For each line that holds "Small", copy the line out.

Start of Dataset records

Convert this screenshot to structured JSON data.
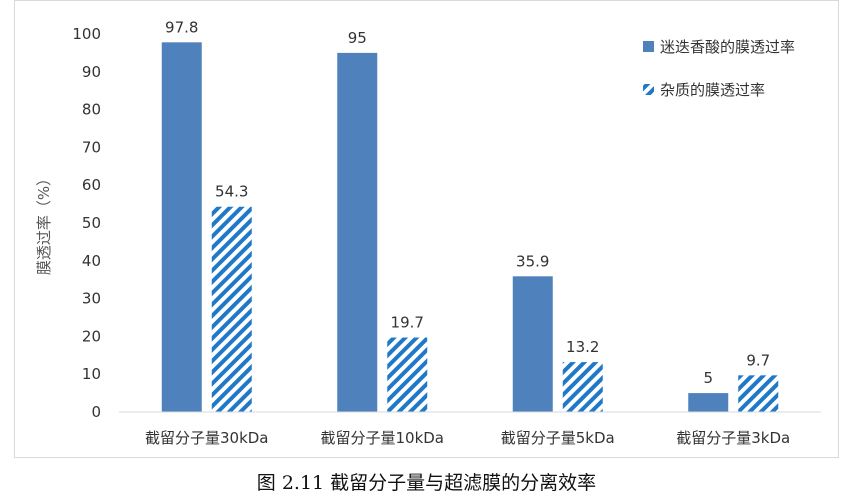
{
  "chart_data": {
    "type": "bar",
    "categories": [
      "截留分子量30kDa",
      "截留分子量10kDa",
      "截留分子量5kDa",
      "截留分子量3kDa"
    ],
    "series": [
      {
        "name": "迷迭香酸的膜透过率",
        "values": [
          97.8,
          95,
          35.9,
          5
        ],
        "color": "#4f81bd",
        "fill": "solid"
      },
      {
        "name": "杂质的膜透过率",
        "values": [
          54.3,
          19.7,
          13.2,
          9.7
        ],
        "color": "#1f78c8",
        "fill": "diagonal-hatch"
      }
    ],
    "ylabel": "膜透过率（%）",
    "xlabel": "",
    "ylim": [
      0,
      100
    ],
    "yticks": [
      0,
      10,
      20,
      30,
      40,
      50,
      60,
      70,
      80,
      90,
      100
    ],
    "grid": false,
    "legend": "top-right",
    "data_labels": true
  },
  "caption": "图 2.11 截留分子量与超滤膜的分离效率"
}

End of Dataset records
Start of Dataset records

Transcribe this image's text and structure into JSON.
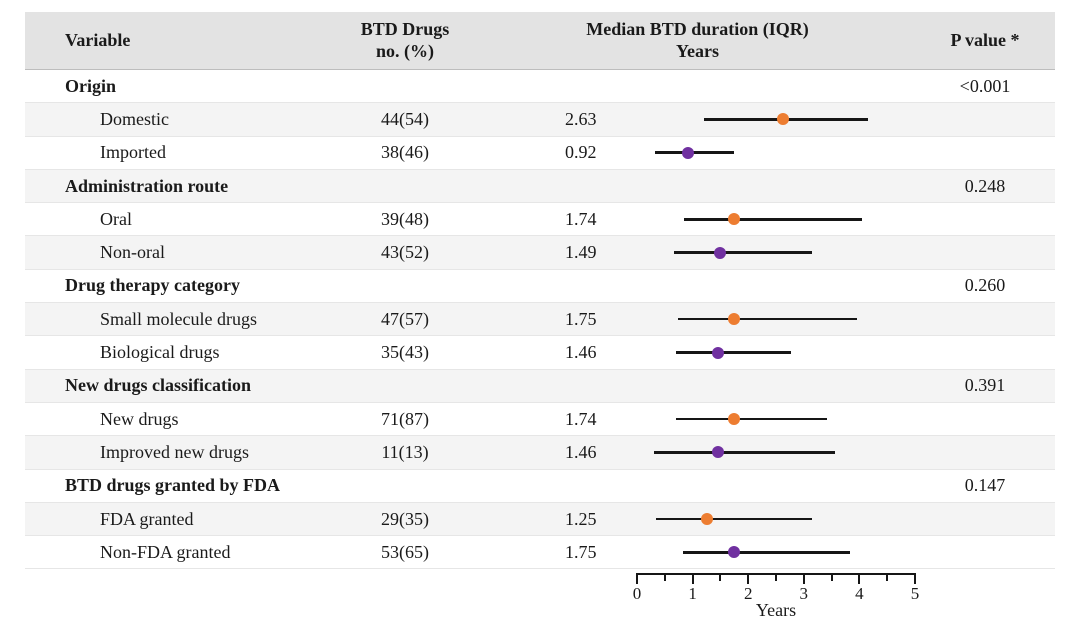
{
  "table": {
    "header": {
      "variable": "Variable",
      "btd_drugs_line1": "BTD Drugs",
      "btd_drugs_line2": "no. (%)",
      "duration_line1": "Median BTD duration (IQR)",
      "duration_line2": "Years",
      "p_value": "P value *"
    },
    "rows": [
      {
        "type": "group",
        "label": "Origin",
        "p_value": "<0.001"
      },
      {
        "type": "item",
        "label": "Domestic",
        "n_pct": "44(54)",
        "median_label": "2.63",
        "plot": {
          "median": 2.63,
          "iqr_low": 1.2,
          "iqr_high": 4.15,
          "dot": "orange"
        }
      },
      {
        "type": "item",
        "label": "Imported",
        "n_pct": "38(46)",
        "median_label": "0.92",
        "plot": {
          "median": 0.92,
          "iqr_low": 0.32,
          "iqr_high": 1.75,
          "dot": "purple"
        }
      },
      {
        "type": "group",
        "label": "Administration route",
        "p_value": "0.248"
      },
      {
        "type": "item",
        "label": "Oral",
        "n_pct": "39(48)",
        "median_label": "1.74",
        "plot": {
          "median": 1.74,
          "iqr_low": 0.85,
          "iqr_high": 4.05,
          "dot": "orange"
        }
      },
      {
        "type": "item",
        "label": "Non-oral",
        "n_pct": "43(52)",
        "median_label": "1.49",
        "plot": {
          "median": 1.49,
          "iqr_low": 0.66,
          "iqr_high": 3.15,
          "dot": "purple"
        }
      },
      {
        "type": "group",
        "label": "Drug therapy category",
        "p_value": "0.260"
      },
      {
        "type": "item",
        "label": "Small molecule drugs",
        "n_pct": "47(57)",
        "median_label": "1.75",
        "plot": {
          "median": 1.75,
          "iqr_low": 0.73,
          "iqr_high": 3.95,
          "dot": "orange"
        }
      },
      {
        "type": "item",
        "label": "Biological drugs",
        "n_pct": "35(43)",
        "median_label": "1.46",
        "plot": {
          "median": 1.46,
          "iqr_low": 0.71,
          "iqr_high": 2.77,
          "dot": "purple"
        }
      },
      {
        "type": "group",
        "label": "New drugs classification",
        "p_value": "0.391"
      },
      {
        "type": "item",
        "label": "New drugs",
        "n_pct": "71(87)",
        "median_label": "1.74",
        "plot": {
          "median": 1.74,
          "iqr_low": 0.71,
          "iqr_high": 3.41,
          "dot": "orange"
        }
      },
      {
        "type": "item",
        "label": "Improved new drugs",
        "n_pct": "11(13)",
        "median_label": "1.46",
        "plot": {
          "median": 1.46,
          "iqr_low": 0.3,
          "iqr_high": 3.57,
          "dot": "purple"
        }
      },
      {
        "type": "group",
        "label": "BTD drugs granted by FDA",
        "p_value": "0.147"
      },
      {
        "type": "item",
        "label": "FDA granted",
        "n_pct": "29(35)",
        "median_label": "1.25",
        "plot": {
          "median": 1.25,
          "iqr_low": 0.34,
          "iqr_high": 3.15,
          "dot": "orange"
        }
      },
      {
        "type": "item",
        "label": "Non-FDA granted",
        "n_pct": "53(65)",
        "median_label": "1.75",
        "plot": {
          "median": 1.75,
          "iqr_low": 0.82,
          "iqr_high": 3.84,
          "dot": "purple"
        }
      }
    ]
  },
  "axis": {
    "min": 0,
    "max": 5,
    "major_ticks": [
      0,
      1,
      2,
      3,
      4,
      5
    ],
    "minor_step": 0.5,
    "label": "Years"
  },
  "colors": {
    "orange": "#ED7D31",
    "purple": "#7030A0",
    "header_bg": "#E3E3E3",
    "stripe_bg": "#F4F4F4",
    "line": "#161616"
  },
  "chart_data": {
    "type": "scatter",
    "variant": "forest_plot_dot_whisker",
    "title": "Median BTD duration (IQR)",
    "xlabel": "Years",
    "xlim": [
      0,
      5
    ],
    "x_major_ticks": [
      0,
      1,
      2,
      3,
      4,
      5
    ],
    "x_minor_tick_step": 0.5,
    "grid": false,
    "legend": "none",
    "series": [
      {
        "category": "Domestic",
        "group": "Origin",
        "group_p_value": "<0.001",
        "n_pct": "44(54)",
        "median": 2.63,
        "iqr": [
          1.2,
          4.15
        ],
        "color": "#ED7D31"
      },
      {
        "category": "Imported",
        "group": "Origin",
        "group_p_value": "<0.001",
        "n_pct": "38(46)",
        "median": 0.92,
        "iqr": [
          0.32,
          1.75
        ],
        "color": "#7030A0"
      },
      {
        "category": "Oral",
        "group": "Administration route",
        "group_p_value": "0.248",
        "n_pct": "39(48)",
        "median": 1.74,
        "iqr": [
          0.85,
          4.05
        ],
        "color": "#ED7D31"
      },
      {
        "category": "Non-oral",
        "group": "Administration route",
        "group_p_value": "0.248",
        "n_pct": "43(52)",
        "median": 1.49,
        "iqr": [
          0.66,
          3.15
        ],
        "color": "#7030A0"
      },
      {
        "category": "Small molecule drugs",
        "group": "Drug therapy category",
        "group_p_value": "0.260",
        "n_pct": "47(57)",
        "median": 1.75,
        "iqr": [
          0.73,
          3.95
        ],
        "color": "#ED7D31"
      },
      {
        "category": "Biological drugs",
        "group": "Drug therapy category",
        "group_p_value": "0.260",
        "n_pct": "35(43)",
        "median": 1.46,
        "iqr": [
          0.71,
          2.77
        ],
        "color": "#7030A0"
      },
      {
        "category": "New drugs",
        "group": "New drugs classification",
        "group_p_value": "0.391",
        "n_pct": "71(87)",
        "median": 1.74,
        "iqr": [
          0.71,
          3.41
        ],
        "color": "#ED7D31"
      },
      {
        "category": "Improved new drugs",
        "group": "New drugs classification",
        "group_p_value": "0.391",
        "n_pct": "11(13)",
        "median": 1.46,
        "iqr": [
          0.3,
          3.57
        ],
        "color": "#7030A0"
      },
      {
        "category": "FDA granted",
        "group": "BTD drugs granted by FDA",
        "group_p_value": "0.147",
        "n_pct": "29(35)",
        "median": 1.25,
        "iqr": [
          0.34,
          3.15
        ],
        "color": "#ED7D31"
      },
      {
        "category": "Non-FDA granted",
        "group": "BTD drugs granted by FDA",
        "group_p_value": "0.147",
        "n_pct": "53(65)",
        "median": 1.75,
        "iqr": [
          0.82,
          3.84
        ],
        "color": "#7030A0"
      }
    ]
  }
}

End of Dataset records
Start of Dataset records

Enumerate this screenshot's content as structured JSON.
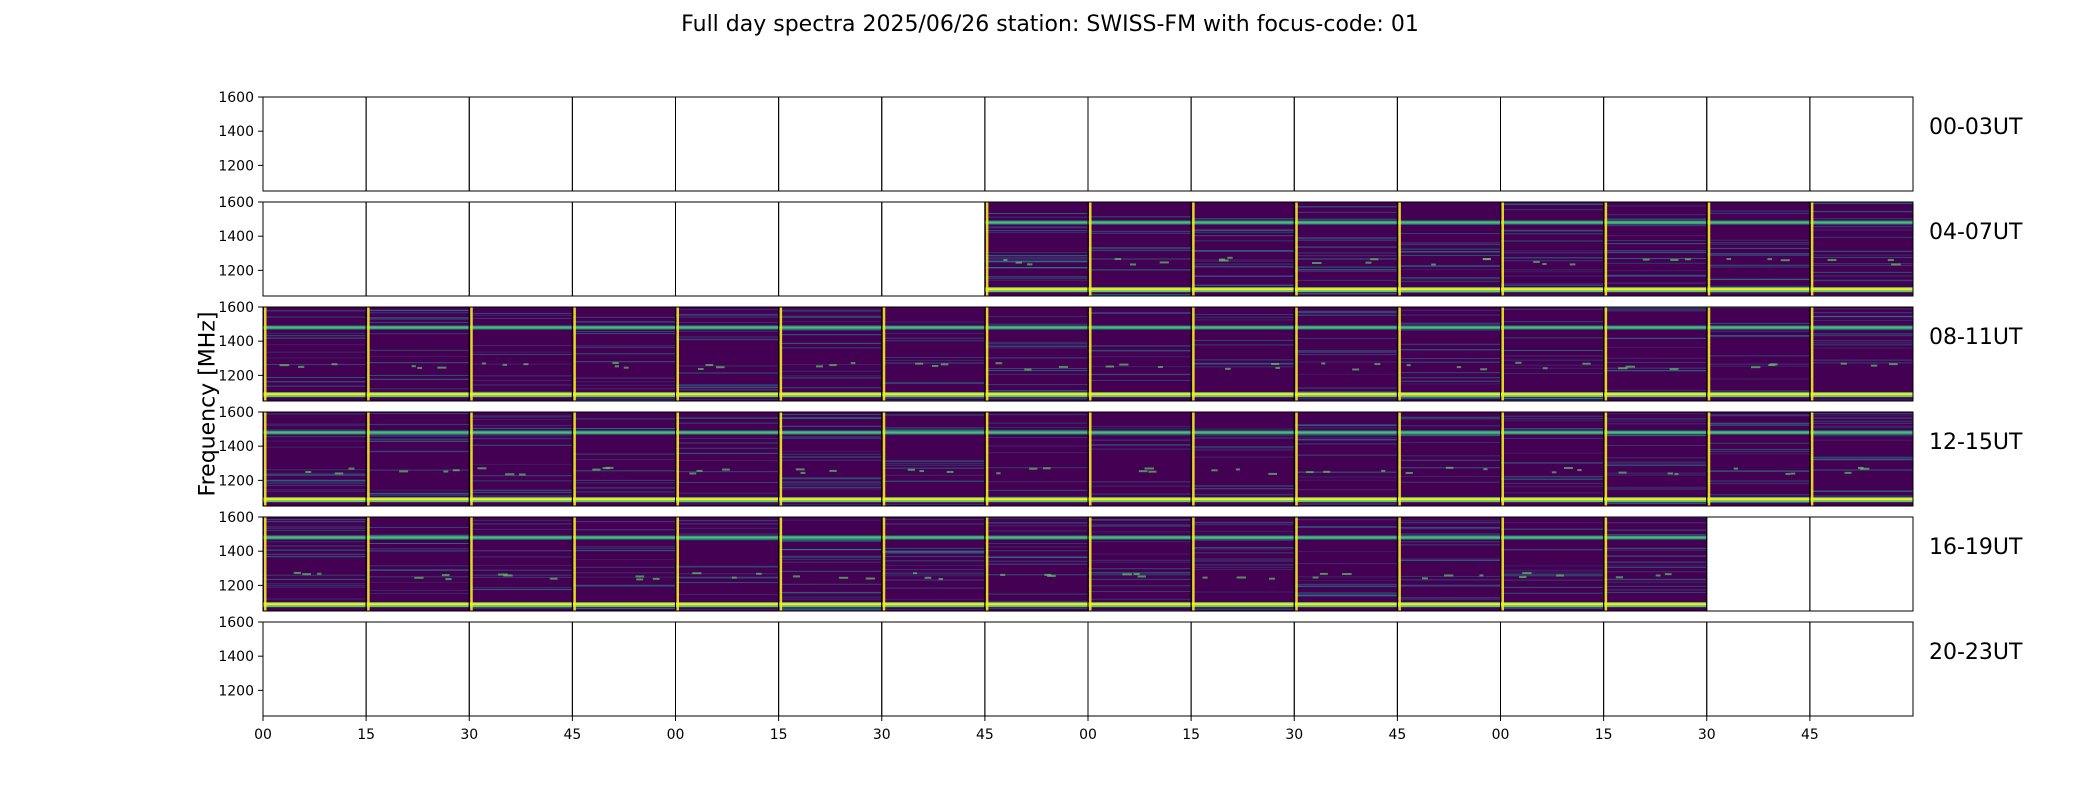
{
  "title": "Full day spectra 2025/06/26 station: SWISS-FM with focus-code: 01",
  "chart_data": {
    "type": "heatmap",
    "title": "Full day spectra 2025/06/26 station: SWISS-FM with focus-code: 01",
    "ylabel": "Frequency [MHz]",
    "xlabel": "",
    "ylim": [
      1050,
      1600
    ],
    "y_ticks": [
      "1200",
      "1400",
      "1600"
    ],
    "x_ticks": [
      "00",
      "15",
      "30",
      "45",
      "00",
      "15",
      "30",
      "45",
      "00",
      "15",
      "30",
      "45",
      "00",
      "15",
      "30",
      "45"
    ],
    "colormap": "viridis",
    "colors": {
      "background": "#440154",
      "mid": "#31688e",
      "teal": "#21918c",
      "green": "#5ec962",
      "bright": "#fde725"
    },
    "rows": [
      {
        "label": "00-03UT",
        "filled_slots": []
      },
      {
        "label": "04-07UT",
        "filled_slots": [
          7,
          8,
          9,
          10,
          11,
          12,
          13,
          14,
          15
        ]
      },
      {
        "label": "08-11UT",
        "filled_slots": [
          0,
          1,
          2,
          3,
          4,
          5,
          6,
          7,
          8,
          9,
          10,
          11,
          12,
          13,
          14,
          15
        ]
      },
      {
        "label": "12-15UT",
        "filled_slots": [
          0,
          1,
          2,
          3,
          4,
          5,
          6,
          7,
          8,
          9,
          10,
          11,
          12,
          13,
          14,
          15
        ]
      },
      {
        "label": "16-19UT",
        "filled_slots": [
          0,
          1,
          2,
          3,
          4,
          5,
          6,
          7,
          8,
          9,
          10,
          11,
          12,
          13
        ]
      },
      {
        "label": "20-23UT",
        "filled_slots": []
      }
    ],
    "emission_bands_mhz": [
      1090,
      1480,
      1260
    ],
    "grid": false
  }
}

End of Dataset records

▶ _Answer to the task_:
        "label": "Small molecule drugs",
        "category": "Small molecule drugs",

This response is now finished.